Assigned task
Tally the lines below that include the string "Adresse". Reply with the total only.

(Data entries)
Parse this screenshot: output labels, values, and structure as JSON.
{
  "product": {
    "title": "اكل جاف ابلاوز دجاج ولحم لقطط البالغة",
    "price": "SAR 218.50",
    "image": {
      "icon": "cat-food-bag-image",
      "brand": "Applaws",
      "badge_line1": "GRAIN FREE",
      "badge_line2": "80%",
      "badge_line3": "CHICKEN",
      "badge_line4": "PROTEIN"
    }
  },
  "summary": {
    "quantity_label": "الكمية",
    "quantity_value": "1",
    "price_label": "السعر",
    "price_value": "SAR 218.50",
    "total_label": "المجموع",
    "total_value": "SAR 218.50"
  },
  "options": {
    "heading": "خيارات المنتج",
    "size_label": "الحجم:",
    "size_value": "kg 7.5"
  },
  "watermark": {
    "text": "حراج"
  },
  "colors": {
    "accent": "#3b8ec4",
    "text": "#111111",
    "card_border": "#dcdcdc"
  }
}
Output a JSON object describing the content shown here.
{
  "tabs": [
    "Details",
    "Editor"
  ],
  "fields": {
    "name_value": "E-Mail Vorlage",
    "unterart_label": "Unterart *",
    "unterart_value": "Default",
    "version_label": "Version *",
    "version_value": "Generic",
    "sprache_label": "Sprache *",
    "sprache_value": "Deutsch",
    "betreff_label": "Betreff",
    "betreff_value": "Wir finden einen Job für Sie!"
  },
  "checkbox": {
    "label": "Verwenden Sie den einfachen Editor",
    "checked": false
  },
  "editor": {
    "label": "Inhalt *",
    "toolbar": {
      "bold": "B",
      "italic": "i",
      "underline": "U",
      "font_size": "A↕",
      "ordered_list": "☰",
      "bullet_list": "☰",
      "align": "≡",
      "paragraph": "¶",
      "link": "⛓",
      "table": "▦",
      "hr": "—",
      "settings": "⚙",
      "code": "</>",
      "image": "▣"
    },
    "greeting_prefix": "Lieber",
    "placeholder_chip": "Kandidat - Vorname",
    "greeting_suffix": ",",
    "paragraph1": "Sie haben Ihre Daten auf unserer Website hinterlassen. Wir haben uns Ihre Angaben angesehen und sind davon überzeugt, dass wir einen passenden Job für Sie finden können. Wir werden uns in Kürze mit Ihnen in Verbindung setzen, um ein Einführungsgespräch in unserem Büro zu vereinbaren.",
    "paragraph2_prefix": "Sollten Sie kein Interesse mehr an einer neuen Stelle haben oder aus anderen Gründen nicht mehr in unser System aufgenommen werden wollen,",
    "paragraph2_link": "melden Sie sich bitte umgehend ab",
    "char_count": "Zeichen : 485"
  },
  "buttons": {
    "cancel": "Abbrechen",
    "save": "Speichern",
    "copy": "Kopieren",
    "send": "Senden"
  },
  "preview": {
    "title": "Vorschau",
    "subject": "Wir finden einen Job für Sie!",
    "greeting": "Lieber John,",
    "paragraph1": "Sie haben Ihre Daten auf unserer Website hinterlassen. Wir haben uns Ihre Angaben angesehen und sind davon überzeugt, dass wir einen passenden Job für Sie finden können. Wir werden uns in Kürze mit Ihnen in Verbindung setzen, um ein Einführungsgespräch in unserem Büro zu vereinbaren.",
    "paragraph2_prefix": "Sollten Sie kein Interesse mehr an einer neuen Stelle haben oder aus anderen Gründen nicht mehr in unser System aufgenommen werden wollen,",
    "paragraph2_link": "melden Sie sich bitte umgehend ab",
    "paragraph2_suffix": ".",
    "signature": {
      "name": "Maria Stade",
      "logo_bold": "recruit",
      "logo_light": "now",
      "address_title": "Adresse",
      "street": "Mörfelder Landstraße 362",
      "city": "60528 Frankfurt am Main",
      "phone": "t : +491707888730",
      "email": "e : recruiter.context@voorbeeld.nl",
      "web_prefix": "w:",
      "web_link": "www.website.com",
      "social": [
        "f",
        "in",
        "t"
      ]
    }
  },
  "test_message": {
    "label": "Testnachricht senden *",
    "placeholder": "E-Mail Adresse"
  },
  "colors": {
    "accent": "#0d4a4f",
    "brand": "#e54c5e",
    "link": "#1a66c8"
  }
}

Written answer
2